# Start of Material provided

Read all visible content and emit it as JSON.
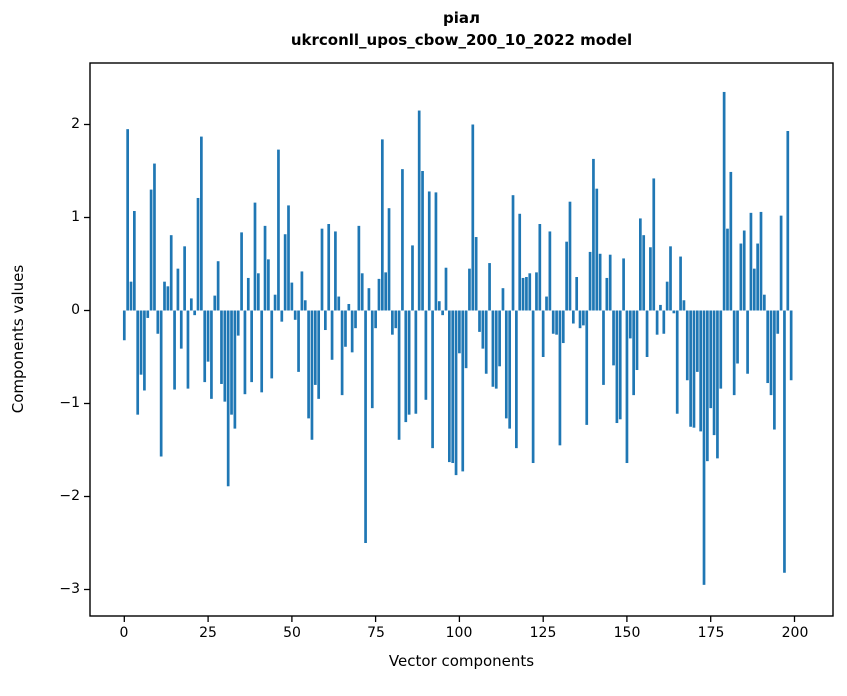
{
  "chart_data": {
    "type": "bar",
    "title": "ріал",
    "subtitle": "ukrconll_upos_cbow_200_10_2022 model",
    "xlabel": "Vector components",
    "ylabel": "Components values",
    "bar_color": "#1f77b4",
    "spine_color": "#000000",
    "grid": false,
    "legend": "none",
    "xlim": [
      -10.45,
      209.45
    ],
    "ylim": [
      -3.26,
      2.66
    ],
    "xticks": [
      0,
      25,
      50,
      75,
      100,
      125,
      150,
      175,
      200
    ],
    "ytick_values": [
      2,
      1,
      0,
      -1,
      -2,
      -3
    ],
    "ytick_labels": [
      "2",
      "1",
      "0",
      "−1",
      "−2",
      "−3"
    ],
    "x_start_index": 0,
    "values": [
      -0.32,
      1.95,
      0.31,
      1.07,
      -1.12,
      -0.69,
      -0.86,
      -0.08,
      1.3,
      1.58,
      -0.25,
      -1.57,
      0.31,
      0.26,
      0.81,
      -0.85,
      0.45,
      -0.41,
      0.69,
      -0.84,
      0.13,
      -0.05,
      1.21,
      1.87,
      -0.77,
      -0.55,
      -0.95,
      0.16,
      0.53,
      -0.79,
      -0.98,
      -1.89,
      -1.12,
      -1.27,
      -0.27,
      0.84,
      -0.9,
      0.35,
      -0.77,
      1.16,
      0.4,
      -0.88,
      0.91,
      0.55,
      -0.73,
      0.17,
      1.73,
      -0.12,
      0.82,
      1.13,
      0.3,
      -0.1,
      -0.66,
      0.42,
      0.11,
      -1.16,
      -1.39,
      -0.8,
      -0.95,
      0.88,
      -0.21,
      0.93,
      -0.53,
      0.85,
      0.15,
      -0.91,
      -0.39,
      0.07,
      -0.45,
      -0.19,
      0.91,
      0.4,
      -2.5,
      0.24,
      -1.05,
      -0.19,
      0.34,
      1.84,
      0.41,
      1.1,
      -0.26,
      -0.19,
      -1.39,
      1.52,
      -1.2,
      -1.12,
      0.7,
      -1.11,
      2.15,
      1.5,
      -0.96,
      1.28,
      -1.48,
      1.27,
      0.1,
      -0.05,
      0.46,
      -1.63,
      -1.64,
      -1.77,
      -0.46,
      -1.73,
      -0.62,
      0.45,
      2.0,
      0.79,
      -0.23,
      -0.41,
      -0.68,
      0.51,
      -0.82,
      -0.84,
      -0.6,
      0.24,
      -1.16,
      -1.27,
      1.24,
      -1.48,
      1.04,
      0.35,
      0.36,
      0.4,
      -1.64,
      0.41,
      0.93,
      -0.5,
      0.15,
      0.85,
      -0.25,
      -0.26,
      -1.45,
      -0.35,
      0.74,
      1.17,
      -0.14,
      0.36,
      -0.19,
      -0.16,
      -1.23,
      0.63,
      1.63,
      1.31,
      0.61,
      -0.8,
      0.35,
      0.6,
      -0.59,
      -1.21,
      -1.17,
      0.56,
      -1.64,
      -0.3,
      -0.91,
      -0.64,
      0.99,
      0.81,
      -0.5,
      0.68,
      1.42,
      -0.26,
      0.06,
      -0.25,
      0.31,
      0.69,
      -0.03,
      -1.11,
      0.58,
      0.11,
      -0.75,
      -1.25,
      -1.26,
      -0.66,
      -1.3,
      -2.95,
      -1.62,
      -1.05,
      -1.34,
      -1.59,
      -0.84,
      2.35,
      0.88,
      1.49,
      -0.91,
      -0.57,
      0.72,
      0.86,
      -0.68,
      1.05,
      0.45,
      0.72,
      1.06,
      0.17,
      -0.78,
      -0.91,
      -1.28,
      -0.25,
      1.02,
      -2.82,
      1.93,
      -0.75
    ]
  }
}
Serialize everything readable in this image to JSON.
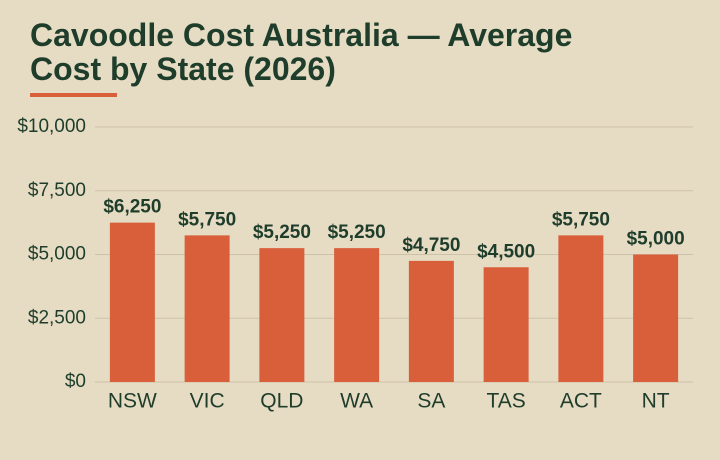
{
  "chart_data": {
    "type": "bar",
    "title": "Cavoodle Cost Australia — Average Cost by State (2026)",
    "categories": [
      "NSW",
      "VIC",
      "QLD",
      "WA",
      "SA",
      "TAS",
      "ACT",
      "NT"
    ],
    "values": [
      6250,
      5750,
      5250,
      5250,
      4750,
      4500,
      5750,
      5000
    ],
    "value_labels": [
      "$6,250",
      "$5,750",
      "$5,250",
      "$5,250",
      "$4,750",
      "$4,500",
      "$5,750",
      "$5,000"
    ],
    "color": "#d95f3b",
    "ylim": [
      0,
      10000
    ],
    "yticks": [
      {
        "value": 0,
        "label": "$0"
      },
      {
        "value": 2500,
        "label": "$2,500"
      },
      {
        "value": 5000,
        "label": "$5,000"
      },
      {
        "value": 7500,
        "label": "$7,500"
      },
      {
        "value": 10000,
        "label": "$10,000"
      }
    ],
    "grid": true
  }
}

# End of Material provided

# What needs to be done
Without including the pictures, return each record above exactly as it stands.

# Expected answer
Read all visible content and emit it as JSON.
{
  "chart_data": {
    "type": "bar",
    "title": "ріал",
    "subtitle": "ukrconll_upos_cbow_200_10_2022 model",
    "xlabel": "Vector components",
    "ylabel": "Components values",
    "bar_color": "#1f77b4",
    "spine_color": "#000000",
    "grid": false,
    "legend": "none",
    "xlim": [
      -10.45,
      209.45
    ],
    "ylim": [
      -3.26,
      2.66
    ],
    "xticks": [
      0,
      25,
      50,
      75,
      100,
      125,
      150,
      175,
      200
    ],
    "ytick_values": [
      2,
      1,
      0,
      -1,
      -2,
      -3
    ],
    "ytick_labels": [
      "2",
      "1",
      "0",
      "−1",
      "−2",
      "−3"
    ],
    "x_start_index": 0,
    "values": [
      -0.32,
      1.95,
      0.31,
      1.07,
      -1.12,
      -0.69,
      -0.86,
      -0.08,
      1.3,
      1.58,
      -0.25,
      -1.57,
      0.31,
      0.26,
      0.81,
      -0.85,
      0.45,
      -0.41,
      0.69,
      -0.84,
      0.13,
      -0.05,
      1.21,
      1.87,
      -0.77,
      -0.55,
      -0.95,
      0.16,
      0.53,
      -0.79,
      -0.98,
      -1.89,
      -1.12,
      -1.27,
      -0.27,
      0.84,
      -0.9,
      0.35,
      -0.77,
      1.16,
      0.4,
      -0.88,
      0.91,
      0.55,
      -0.73,
      0.17,
      1.73,
      -0.12,
      0.82,
      1.13,
      0.3,
      -0.1,
      -0.66,
      0.42,
      0.11,
      -1.16,
      -1.39,
      -0.8,
      -0.95,
      0.88,
      -0.21,
      0.93,
      -0.53,
      0.85,
      0.15,
      -0.91,
      -0.39,
      0.07,
      -0.45,
      -0.19,
      0.91,
      0.4,
      -2.5,
      0.24,
      -1.05,
      -0.19,
      0.34,
      1.84,
      0.41,
      1.1,
      -0.26,
      -0.19,
      -1.39,
      1.52,
      -1.2,
      -1.12,
      0.7,
      -1.11,
      2.15,
      1.5,
      -0.96,
      1.28,
      -1.48,
      1.27,
      0.1,
      -0.05,
      0.46,
      -1.63,
      -1.64,
      -1.77,
      -0.46,
      -1.73,
      -0.62,
      0.45,
      2.0,
      0.79,
      -0.23,
      -0.41,
      -0.68,
      0.51,
      -0.82,
      -0.84,
      -0.6,
      0.24,
      -1.16,
      -1.27,
      1.24,
      -1.48,
      1.04,
      0.35,
      0.36,
      0.4,
      -1.64,
      0.41,
      0.93,
      -0.5,
      0.15,
      0.85,
      -0.25,
      -0.26,
      -1.45,
      -0.35,
      0.74,
      1.17,
      -0.14,
      0.36,
      -0.19,
      -0.16,
      -1.23,
      0.63,
      1.63,
      1.31,
      0.61,
      -0.8,
      0.35,
      0.6,
      -0.59,
      -1.21,
      -1.17,
      0.56,
      -1.64,
      -0.3,
      -0.91,
      -0.64,
      0.99,
      0.81,
      -0.5,
      0.68,
      1.42,
      -0.26,
      0.06,
      -0.25,
      0.31,
      0.69,
      -0.03,
      -1.11,
      0.58,
      0.11,
      -0.75,
      -1.25,
      -1.26,
      -0.66,
      -1.3,
      -2.95,
      -1.62,
      -1.05,
      -1.34,
      -1.59,
      -0.84,
      2.35,
      0.88,
      1.49,
      -0.91,
      -0.57,
      0.72,
      0.86,
      -0.68,
      1.05,
      0.45,
      0.72,
      1.06,
      0.17,
      -0.78,
      -0.91,
      -1.28,
      -0.25,
      1.02,
      -2.82,
      1.93,
      -0.75
    ]
  }
}
Serialize everything readable in this image to JSON.
{
  "chart_data": {
    "type": "bar",
    "title": "Cavoodle Cost Australia — Average Cost by State (2026)",
    "categories": [
      "NSW",
      "VIC",
      "QLD",
      "WA",
      "SA",
      "TAS",
      "ACT",
      "NT"
    ],
    "values": [
      6250,
      5750,
      5250,
      5250,
      4750,
      4500,
      5750,
      5000
    ],
    "value_labels": [
      "$6,250",
      "$5,750",
      "$5,250",
      "$5,250",
      "$4,750",
      "$4,500",
      "$5,750",
      "$5,000"
    ],
    "color": "#d95f3b",
    "ylim": [
      0,
      10000
    ],
    "yticks": [
      {
        "value": 0,
        "label": "$0"
      },
      {
        "value": 2500,
        "label": "$2,500"
      },
      {
        "value": 5000,
        "label": "$5,000"
      },
      {
        "value": 7500,
        "label": "$7,500"
      },
      {
        "value": 10000,
        "label": "$10,000"
      }
    ],
    "grid": true
  }
}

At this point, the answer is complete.